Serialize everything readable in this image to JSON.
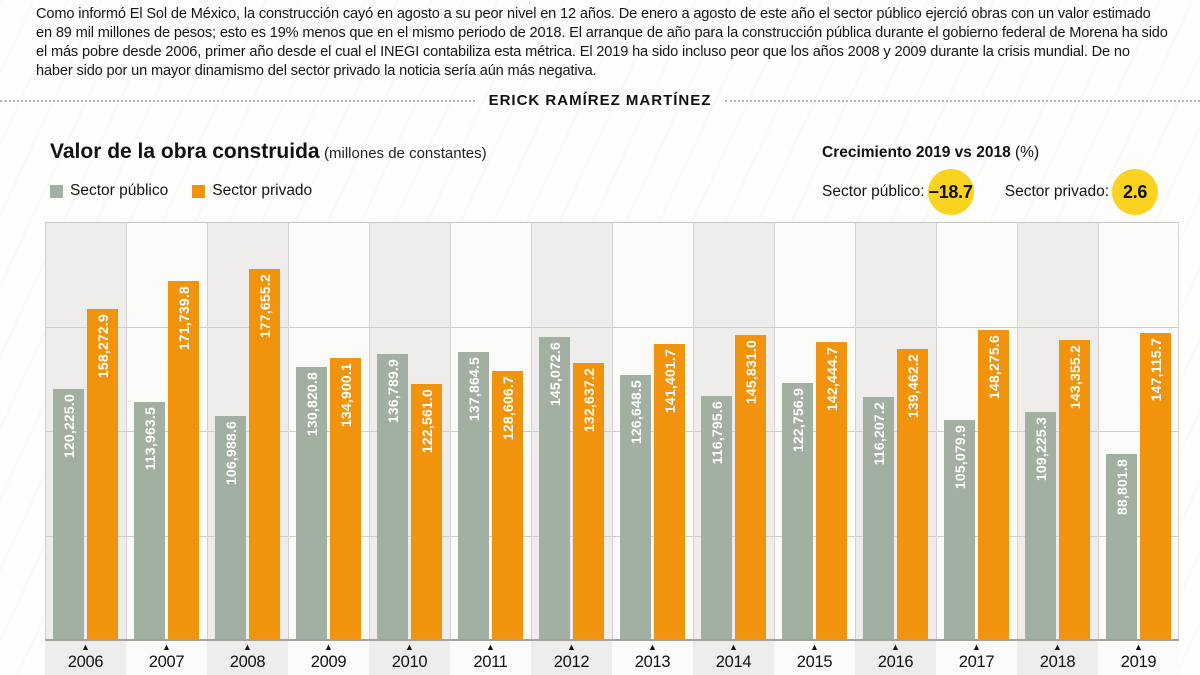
{
  "intro": {
    "paragraph": "Como informó El Sol de México, la construcción cayó en agosto a su peor nivel en 12 años. De enero a agosto de este año el sector público ejerció obras con un valor estimado en 89 mil millones de pesos; esto es 19% menos que en el mismo periodo de 2018. El arranque de año para la construcción pública durante el gobierno federal de Morena ha sido el más pobre desde 2006, primer año desde el cual el INEGI contabiliza esta métrica. El 2019 ha sido incluso peor que los años 2008 y 2009 durante la crisis mundial. De no haber sido por un mayor dinamismo del sector privado la noticia sería aún más negativa.",
    "byline": "ERICK RAMÍREZ MARTÍNEZ"
  },
  "header": {
    "title": "Valor de la obra construida",
    "subtitle": "(millones de constantes)"
  },
  "growth": {
    "title": "Crecimiento 2019 vs 2018",
    "title_suffix": "(%)",
    "badge_color": "#f9d320",
    "items": [
      {
        "label": "Sector público:",
        "value": "−18.7"
      },
      {
        "label": "Sector privado:",
        "value": "2.6"
      }
    ]
  },
  "chart_data": {
    "type": "bar",
    "title": "Valor de la obra construida (millones de constantes)",
    "categories": [
      "2006",
      "2007",
      "2008",
      "2009",
      "2010",
      "2011",
      "2012",
      "2013",
      "2014",
      "2015",
      "2016",
      "2017",
      "2018",
      "2019"
    ],
    "series": [
      {
        "name": "Sector público",
        "color": "#a1b0a1",
        "values": [
          120225.0,
          113963.5,
          106988.6,
          130820.8,
          136789.9,
          137864.5,
          145072.6,
          126648.5,
          116795.6,
          122756.9,
          116207.2,
          105079.9,
          109225.3,
          88801.8
        ]
      },
      {
        "name": "Sector privado",
        "color": "#f2930d",
        "values": [
          158272.9,
          171739.8,
          177655.2,
          134900.1,
          122561.0,
          128606.7,
          132637.2,
          141401.7,
          145831.0,
          142444.7,
          139462.2,
          148275.6,
          143355.2,
          147115.7
        ]
      }
    ],
    "ylim": [
      0,
      200000
    ],
    "gridline_values": [
      50000,
      100000,
      150000
    ],
    "grid": "horizontal lines + vertical year separators, alternating column shading",
    "legend_position": "top-left",
    "value_labels": "rotated 90°, white bold, thousands commas, one decimal",
    "x_axis_marker": "▲"
  }
}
-*-
## Short task
Scan the listing above. Collect all lines with the word "name".

## Right answer
        "name": "Sector público",
        "name": "Sector privado",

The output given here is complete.